Problem - Each line containing the word "difference" should be found and copied.

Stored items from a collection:
──────────────────────────────

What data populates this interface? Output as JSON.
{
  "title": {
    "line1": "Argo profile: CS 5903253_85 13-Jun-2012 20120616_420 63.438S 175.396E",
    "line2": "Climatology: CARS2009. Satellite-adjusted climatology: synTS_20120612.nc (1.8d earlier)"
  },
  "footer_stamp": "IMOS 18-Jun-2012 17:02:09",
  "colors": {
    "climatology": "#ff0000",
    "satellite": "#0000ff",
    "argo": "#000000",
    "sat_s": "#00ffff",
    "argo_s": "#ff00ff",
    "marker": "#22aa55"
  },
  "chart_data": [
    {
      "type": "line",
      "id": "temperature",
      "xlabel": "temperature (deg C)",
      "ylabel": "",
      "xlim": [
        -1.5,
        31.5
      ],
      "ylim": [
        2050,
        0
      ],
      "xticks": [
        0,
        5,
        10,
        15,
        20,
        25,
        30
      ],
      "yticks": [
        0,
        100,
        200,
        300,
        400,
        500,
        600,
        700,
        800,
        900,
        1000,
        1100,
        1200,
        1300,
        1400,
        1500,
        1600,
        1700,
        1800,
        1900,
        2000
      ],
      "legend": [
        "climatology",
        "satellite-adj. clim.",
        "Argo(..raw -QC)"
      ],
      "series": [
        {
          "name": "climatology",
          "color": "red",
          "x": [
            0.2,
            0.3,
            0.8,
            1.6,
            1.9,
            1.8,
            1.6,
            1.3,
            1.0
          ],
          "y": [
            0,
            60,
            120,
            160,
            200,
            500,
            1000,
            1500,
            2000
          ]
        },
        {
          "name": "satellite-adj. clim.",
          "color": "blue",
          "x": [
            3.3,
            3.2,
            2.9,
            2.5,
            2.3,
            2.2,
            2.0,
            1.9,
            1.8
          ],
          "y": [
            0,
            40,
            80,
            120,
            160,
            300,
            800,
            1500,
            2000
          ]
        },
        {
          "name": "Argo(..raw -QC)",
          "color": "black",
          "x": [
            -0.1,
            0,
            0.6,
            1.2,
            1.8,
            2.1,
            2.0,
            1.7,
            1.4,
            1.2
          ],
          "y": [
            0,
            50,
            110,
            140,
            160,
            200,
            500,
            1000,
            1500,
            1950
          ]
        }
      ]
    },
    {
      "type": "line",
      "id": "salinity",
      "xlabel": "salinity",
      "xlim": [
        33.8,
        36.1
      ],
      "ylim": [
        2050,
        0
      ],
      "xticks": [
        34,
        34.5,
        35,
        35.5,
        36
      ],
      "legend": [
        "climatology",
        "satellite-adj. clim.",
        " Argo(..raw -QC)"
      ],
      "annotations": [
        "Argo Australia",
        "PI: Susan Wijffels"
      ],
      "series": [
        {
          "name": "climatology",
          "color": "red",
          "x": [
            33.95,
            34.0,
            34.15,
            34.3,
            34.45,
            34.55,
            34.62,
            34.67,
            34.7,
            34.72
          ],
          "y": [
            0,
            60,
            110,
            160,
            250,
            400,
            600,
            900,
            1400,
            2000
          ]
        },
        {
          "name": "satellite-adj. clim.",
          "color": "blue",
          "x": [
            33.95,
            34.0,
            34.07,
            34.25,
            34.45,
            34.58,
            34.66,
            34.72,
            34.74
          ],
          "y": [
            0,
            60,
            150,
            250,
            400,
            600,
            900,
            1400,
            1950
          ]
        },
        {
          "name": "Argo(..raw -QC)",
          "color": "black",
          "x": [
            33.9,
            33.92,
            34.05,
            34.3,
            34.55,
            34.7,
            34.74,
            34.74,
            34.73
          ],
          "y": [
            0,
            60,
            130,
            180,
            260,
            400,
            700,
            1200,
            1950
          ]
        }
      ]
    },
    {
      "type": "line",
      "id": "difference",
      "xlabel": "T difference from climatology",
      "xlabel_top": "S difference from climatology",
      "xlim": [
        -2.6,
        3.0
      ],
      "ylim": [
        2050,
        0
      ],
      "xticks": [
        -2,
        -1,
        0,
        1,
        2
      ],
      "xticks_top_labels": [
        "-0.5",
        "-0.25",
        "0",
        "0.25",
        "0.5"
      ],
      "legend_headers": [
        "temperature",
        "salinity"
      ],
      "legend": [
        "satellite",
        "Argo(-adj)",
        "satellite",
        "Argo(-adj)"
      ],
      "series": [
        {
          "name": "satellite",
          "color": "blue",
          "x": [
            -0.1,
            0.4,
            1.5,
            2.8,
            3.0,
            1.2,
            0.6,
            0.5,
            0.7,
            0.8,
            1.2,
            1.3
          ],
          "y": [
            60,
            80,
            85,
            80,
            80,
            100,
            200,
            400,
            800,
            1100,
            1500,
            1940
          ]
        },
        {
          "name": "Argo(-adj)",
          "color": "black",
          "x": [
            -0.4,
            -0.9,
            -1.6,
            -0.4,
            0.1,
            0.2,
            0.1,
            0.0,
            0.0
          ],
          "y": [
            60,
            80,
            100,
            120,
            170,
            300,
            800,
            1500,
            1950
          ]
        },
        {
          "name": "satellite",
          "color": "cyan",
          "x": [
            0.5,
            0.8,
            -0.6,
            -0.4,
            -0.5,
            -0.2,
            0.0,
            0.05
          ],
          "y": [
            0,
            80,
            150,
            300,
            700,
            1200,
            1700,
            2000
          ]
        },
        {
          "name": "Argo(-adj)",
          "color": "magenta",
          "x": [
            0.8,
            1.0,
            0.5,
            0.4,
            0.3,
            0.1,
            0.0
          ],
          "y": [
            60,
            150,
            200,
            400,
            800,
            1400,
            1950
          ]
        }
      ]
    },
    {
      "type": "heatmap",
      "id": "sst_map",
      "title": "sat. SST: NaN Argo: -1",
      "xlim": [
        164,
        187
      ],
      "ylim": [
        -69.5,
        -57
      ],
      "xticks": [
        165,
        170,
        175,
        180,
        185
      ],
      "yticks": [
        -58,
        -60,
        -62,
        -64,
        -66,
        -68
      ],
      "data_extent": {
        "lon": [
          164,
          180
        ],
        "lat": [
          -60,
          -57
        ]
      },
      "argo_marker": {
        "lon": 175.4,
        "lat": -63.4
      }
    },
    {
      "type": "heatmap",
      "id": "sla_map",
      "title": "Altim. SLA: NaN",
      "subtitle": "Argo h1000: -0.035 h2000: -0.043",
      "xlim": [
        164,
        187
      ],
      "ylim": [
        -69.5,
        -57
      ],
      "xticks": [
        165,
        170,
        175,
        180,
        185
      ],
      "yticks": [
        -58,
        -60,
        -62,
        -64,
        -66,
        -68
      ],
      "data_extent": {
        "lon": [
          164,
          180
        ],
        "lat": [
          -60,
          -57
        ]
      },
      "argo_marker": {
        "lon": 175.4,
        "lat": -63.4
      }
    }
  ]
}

──────────────────────────────

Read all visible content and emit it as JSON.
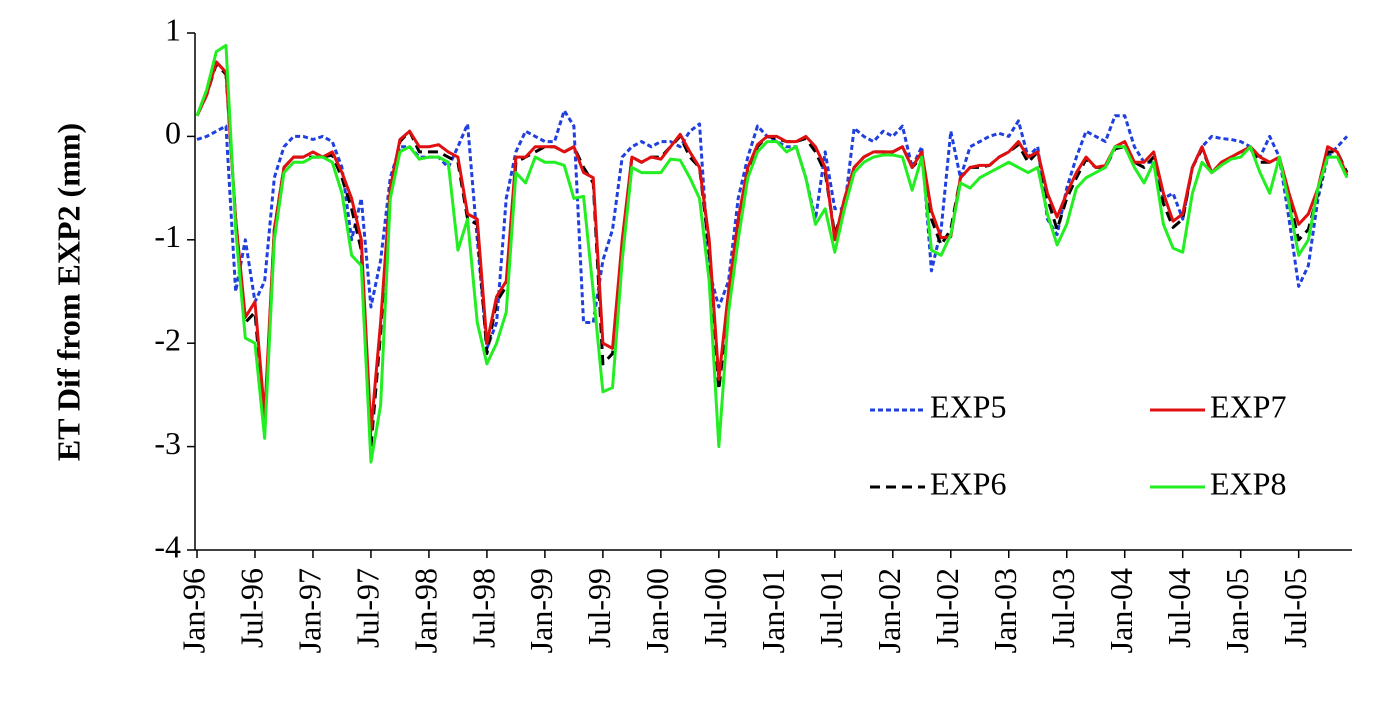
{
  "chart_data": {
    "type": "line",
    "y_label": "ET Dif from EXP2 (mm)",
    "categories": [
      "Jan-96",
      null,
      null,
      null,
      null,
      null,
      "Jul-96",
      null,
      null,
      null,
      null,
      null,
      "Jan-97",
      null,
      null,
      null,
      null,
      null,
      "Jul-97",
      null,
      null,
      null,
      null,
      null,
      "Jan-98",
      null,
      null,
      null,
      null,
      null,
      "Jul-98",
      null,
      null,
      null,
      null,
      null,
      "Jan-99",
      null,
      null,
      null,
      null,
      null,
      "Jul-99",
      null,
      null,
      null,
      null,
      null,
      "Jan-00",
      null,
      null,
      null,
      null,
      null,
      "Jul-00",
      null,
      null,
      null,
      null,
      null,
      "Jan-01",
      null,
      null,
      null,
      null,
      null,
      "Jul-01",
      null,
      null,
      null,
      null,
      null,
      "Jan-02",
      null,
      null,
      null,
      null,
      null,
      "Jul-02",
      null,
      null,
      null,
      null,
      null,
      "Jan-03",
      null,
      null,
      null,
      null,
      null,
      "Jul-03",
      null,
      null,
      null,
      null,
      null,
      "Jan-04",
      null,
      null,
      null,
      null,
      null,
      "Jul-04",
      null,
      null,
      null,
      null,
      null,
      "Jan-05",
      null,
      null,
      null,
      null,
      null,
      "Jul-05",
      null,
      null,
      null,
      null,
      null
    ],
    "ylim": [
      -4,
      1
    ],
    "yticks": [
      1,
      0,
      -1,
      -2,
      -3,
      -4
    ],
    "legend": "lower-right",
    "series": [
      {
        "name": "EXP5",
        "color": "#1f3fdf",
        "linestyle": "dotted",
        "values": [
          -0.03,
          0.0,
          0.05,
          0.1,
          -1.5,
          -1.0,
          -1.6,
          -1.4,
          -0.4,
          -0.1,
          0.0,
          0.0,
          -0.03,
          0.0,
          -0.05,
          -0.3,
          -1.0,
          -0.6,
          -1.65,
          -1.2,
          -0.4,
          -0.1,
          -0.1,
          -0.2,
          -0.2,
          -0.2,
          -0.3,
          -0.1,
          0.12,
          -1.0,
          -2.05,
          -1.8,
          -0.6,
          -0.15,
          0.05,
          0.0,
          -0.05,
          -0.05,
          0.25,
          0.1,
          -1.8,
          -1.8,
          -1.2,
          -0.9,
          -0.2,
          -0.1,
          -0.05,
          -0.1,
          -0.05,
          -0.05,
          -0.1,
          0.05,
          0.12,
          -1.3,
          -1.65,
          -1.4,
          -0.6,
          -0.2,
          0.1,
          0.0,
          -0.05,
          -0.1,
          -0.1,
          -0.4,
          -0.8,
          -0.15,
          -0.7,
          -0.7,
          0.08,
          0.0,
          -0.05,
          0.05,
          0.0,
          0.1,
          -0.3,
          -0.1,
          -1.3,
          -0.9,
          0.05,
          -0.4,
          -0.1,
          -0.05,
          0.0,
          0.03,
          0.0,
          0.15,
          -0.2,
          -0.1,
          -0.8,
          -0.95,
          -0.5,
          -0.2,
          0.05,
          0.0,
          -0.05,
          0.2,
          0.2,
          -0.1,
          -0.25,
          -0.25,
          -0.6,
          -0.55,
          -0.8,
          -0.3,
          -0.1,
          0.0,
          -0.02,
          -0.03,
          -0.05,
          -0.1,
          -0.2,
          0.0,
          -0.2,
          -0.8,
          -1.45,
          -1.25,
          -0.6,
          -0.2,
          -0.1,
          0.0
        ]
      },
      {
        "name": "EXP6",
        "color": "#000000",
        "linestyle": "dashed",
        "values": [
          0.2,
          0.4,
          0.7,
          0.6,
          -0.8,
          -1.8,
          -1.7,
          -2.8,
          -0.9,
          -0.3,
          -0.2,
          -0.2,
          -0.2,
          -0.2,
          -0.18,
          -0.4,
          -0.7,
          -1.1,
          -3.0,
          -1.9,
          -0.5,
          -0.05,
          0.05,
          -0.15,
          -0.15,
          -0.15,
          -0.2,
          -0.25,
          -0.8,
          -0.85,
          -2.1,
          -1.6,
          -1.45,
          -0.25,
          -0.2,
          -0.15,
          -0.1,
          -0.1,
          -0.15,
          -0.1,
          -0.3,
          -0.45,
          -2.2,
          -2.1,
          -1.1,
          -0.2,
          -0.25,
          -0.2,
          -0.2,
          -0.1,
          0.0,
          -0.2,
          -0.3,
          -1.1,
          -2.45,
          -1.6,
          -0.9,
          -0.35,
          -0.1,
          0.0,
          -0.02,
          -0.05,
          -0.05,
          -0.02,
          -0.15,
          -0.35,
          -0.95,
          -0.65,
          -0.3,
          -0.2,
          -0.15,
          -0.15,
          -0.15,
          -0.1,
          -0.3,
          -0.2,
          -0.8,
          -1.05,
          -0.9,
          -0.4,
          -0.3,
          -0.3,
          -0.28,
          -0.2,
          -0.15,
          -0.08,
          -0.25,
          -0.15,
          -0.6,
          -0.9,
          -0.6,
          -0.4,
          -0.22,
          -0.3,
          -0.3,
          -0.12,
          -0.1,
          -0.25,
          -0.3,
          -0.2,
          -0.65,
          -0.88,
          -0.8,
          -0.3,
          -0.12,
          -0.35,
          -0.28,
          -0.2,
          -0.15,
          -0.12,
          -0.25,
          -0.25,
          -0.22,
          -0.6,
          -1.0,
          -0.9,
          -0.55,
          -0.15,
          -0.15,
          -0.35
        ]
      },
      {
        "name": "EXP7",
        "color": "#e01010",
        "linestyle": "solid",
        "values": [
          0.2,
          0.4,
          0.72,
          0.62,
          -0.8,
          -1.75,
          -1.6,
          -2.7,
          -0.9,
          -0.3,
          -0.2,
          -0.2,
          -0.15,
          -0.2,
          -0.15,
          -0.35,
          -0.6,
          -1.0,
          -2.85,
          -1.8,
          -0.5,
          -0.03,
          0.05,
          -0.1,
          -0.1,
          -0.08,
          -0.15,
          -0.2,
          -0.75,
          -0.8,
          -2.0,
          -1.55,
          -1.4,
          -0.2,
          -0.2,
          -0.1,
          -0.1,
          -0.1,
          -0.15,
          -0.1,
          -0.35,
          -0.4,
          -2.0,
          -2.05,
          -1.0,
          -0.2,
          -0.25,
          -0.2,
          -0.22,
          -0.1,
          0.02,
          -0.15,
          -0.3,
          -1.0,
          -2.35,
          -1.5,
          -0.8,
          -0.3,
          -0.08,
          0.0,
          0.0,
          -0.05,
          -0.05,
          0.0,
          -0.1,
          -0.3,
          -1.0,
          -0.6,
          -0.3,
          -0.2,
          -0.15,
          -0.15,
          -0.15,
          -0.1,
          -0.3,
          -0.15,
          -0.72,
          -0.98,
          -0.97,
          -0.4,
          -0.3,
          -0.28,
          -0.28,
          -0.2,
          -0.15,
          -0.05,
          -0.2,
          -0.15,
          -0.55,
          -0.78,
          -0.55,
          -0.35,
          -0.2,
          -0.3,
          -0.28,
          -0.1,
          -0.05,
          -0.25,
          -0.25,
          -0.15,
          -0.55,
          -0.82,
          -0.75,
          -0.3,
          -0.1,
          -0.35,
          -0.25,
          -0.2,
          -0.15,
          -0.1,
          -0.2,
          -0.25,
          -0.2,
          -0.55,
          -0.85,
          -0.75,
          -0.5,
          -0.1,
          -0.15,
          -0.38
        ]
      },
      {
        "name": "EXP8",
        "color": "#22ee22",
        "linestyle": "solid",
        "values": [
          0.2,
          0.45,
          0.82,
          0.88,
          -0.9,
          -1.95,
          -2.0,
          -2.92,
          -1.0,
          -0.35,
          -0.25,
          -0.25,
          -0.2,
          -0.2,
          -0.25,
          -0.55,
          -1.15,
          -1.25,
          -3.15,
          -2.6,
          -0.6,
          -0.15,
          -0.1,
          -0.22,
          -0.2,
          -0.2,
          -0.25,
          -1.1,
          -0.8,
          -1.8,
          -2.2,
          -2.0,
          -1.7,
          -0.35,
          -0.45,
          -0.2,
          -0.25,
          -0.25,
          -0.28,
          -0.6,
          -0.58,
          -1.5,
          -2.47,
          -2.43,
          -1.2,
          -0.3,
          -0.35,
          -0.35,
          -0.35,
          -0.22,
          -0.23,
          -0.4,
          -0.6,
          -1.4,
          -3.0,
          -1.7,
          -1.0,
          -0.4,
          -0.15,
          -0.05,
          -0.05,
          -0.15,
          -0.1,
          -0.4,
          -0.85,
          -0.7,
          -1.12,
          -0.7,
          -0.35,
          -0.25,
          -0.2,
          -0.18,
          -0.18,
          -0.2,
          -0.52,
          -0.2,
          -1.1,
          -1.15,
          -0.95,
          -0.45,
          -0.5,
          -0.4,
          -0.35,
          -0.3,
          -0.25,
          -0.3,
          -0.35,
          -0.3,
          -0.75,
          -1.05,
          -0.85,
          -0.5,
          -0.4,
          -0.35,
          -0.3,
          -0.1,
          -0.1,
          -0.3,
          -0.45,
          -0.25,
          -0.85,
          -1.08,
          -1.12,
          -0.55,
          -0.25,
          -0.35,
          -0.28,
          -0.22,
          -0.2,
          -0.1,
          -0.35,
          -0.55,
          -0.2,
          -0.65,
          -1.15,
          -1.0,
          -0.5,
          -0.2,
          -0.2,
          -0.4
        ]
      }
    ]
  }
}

──────────────────────────────

The output -
      "id": "difference",
      "xlabel": "T difference from climatology",
      "xlabel_top": "S difference from climatology",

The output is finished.